* _WHAT YOU ARE ASKED TO DO_: Here are some records; copy every line that holds the word "SEMTools".

====== EXTRACTED DATA

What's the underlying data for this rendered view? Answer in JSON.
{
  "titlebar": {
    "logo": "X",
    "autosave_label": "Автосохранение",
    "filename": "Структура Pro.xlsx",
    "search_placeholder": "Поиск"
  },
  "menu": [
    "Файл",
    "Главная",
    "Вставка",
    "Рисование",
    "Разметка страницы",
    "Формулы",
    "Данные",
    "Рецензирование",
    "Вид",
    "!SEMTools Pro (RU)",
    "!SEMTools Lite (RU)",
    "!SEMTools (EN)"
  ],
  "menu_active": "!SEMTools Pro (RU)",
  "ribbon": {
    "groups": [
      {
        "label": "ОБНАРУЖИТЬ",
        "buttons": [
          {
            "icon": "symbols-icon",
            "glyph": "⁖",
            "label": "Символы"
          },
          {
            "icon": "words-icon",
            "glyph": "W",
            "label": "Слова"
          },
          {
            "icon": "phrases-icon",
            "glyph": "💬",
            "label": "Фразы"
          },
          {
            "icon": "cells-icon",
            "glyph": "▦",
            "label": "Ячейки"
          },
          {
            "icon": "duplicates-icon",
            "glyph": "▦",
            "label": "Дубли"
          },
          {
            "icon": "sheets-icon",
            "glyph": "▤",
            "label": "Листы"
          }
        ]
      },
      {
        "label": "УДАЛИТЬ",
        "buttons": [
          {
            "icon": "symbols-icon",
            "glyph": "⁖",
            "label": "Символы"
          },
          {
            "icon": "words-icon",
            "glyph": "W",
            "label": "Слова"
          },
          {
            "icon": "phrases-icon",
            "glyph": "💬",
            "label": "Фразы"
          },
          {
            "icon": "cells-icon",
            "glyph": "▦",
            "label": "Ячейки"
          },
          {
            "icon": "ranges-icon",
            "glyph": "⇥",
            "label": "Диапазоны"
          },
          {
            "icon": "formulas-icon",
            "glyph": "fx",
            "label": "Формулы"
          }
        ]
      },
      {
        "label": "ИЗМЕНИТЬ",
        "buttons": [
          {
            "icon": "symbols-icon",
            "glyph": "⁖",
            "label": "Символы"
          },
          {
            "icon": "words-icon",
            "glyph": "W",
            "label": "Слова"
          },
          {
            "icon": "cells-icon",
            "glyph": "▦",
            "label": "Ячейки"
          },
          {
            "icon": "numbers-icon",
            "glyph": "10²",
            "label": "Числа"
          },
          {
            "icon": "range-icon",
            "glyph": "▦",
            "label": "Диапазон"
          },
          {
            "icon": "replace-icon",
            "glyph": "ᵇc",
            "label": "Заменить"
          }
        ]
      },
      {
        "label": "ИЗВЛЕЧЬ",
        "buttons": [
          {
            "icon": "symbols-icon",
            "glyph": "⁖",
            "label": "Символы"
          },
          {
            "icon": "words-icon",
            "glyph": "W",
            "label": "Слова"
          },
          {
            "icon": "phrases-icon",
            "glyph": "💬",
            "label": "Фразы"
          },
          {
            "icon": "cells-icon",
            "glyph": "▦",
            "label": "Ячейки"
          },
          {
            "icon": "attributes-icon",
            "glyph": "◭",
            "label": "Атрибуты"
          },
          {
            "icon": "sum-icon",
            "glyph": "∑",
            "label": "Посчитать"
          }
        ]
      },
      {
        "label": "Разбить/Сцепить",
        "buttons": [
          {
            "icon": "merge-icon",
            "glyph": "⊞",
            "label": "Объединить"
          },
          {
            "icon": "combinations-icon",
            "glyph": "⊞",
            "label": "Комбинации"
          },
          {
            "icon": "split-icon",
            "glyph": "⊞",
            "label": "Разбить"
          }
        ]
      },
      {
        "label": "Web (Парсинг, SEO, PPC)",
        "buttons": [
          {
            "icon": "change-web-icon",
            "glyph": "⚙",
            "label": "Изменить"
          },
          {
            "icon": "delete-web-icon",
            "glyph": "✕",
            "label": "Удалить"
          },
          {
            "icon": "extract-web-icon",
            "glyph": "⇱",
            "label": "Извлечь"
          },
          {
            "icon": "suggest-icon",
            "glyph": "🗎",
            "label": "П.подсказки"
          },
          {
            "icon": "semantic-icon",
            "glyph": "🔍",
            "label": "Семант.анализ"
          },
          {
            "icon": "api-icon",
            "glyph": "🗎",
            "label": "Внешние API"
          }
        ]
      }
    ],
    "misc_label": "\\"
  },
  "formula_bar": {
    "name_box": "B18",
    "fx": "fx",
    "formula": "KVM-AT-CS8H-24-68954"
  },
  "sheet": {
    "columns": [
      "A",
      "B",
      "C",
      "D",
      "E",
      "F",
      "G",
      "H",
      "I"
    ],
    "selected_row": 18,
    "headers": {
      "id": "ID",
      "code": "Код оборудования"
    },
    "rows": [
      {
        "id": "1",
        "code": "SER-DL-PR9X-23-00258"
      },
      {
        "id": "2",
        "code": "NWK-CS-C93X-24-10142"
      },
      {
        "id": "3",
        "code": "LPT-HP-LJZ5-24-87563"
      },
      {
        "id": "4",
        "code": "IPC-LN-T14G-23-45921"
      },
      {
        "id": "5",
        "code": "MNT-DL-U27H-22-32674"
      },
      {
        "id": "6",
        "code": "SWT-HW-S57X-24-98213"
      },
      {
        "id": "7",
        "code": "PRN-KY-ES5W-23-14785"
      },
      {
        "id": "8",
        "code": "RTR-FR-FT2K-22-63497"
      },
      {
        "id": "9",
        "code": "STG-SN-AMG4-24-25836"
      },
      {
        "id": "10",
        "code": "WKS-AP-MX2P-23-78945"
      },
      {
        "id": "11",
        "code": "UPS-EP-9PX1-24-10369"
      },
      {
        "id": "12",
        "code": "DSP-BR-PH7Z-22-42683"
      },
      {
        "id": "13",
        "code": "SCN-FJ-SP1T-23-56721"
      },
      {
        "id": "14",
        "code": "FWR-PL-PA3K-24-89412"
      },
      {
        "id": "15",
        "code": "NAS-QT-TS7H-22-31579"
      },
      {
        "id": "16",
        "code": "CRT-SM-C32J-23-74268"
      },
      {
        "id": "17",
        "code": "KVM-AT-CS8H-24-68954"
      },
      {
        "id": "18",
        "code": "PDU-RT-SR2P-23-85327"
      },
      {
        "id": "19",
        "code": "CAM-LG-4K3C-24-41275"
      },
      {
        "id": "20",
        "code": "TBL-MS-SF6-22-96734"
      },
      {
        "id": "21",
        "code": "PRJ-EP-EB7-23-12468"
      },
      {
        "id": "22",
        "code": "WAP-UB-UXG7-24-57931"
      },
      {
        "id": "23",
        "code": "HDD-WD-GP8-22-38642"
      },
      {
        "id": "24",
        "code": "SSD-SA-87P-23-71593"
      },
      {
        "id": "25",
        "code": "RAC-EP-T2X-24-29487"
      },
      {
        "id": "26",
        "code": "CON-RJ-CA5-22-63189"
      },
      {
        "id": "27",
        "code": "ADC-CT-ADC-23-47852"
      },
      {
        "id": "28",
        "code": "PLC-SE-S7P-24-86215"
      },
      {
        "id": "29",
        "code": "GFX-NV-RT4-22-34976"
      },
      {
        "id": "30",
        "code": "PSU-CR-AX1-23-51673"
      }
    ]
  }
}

============

* _RESULT_:
    "!SEMTools Pro (RU)",
    "!SEMTools Lite (RU)",
    "!SEMTools (EN)"
  "menu_active": "!SEMTools Pro (RU)",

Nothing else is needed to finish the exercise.